→ Written problem
Repeat the records word for word, excluding any picture.

→ Data entries
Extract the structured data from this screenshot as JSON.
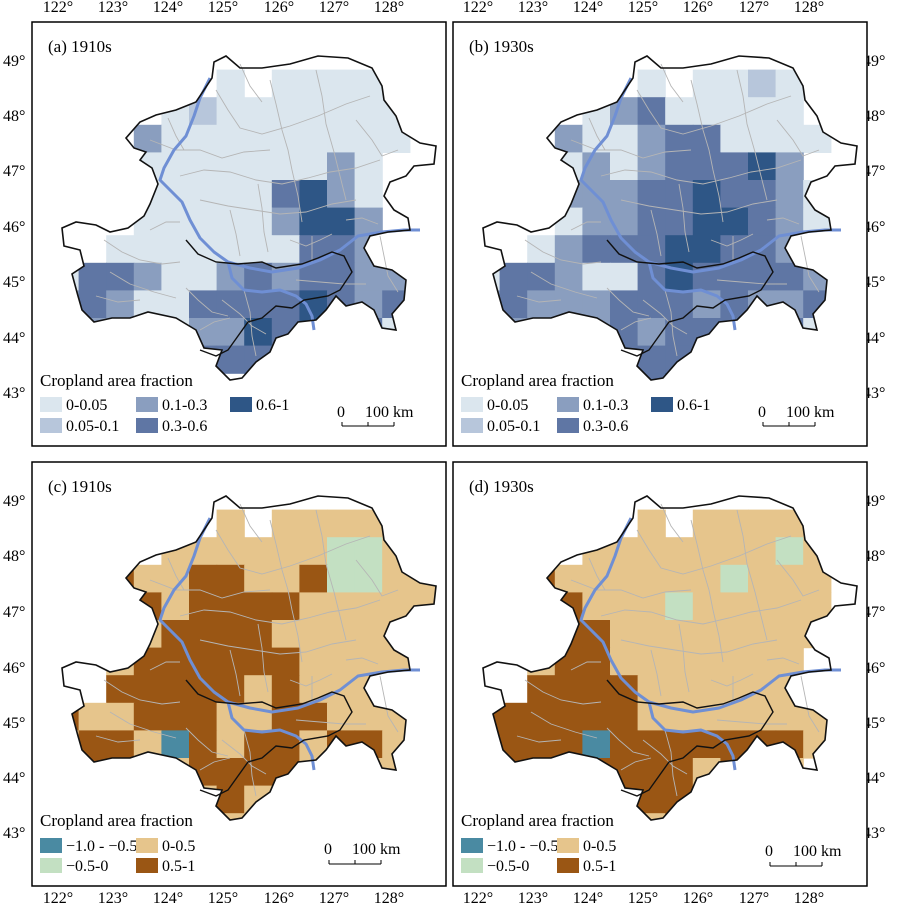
{
  "panels": [
    {
      "label": "(a) 1910s",
      "legend_title": "Cropland area fraction",
      "legend_set": "pos",
      "scale_label": "100 km",
      "scale_zero": "0"
    },
    {
      "label": "(b) 1930s",
      "legend_title": "Cropland area fraction",
      "legend_set": "pos",
      "scale_label": "100 km",
      "scale_zero": "0"
    },
    {
      "label": "(c) 1910s",
      "legend_title": "Cropland area fraction",
      "legend_set": "diff",
      "scale_label": "100 km",
      "scale_zero": "0"
    },
    {
      "label": "(d) 1930s",
      "legend_title": "Cropland area fraction",
      "legend_set": "diff",
      "scale_label": "100 km",
      "scale_zero": "0"
    }
  ],
  "legend_pos": [
    {
      "label": "0-0.05",
      "color": "#dbe6ee"
    },
    {
      "label": "0.1-0.3",
      "color": "#8a9ebf"
    },
    {
      "label": "0.6-1",
      "color": "#2e5686"
    },
    {
      "label": "0.05-0.1",
      "color": "#b7c6db"
    },
    {
      "label": "0.3-0.6",
      "color": "#5f76a4"
    }
  ],
  "legend_diff": [
    {
      "label": "−1.0 - −0.5",
      "color": "#4a8aa2"
    },
    {
      "label": "0-0.5",
      "color": "#e6c58c"
    },
    {
      "label": "−0.5-0",
      "color": "#c3e0c2"
    },
    {
      "label": "0.5-1",
      "color": "#9a5614"
    }
  ],
  "axes": {
    "lon_ticks": [
      "122°",
      "123°",
      "124°",
      "125°",
      "126°",
      "127°",
      "128°"
    ],
    "lat_ticks": [
      "49°",
      "48°",
      "47°",
      "46°",
      "45°",
      "44°",
      "43°"
    ]
  },
  "colors": {
    "river": "#6f8fd4",
    "border": "#111111",
    "county": "#b5b5b5"
  }
}
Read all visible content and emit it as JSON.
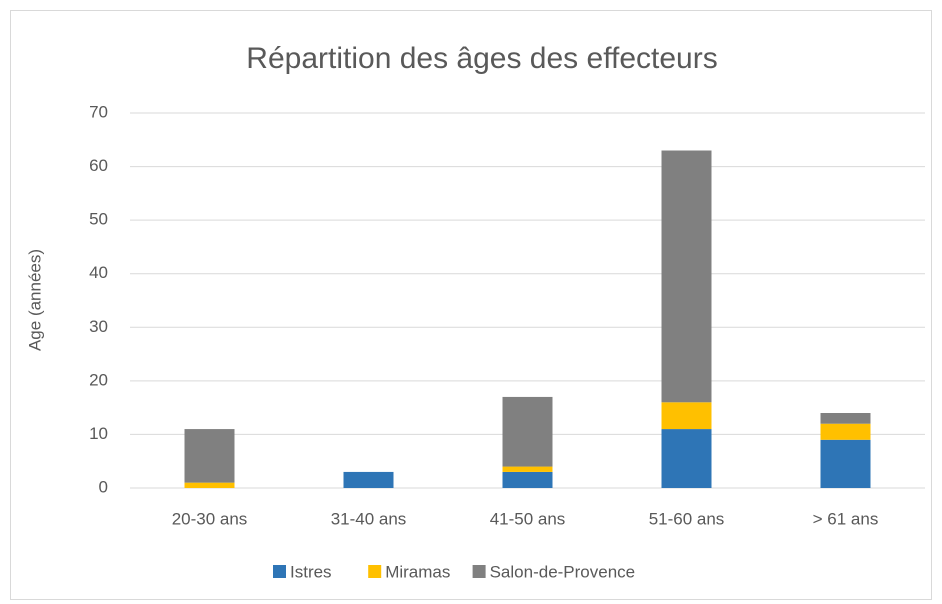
{
  "chart_data": {
    "type": "stacked_bar",
    "title": "Répartition des âges des effecteurs",
    "ylabel": "Age (années)",
    "categories": [
      "20-30 ans",
      "31-40 ans",
      "41-50 ans",
      "51-60 ans",
      "> 61 ans"
    ],
    "series": [
      {
        "name": "Istres",
        "color": "#2e75b6",
        "values": [
          0,
          3,
          3,
          11,
          9
        ]
      },
      {
        "name": "Miramas",
        "color": "#ffc000",
        "values": [
          1,
          0,
          1,
          5,
          3
        ]
      },
      {
        "name": "Salon-de-Provence",
        "color": "#808080",
        "values": [
          10,
          0,
          13,
          47,
          2
        ]
      }
    ],
    "ylim": [
      0,
      70
    ],
    "yticks": [
      0,
      10,
      20,
      30,
      40,
      50,
      60,
      70
    ],
    "grid": true,
    "legend": "bottom"
  }
}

→ The reply
Extract the structured data from this screenshot as JSON.
{
  "panels": [
    {
      "label": "(a) 1910s",
      "legend_title": "Cropland area fraction",
      "legend_set": "pos",
      "scale_label": "100 km",
      "scale_zero": "0"
    },
    {
      "label": "(b) 1930s",
      "legend_title": "Cropland area fraction",
      "legend_set": "pos",
      "scale_label": "100 km",
      "scale_zero": "0"
    },
    {
      "label": "(c) 1910s",
      "legend_title": "Cropland area fraction",
      "legend_set": "diff",
      "scale_label": "100 km",
      "scale_zero": "0"
    },
    {
      "label": "(d) 1930s",
      "legend_title": "Cropland area fraction",
      "legend_set": "diff",
      "scale_label": "100 km",
      "scale_zero": "0"
    }
  ],
  "legend_pos": [
    {
      "label": "0-0.05",
      "color": "#dbe6ee"
    },
    {
      "label": "0.1-0.3",
      "color": "#8a9ebf"
    },
    {
      "label": "0.6-1",
      "color": "#2e5686"
    },
    {
      "label": "0.05-0.1",
      "color": "#b7c6db"
    },
    {
      "label": "0.3-0.6",
      "color": "#5f76a4"
    }
  ],
  "legend_diff": [
    {
      "label": "−1.0 - −0.5",
      "color": "#4a8aa2"
    },
    {
      "label": "0-0.5",
      "color": "#e6c58c"
    },
    {
      "label": "−0.5-0",
      "color": "#c3e0c2"
    },
    {
      "label": "0.5-1",
      "color": "#9a5614"
    }
  ],
  "axes": {
    "lon_ticks": [
      "122°",
      "123°",
      "124°",
      "125°",
      "126°",
      "127°",
      "128°"
    ],
    "lat_ticks": [
      "49°",
      "48°",
      "47°",
      "46°",
      "45°",
      "44°",
      "43°"
    ]
  },
  "colors": {
    "river": "#6f8fd4",
    "border": "#111111",
    "county": "#b5b5b5"
  }
}
Read all visible content and emit it as JSON.
{
  "chart_data": {
    "type": "stacked_bar",
    "title": "Répartition des âges des effecteurs",
    "ylabel": "Age (années)",
    "categories": [
      "20-30 ans",
      "31-40 ans",
      "41-50 ans",
      "51-60 ans",
      "> 61 ans"
    ],
    "series": [
      {
        "name": "Istres",
        "color": "#2e75b6",
        "values": [
          0,
          3,
          3,
          11,
          9
        ]
      },
      {
        "name": "Miramas",
        "color": "#ffc000",
        "values": [
          1,
          0,
          1,
          5,
          3
        ]
      },
      {
        "name": "Salon-de-Provence",
        "color": "#808080",
        "values": [
          10,
          0,
          13,
          47,
          2
        ]
      }
    ],
    "ylim": [
      0,
      70
    ],
    "yticks": [
      0,
      10,
      20,
      30,
      40,
      50,
      60,
      70
    ],
    "grid": true,
    "legend": "bottom"
  }
}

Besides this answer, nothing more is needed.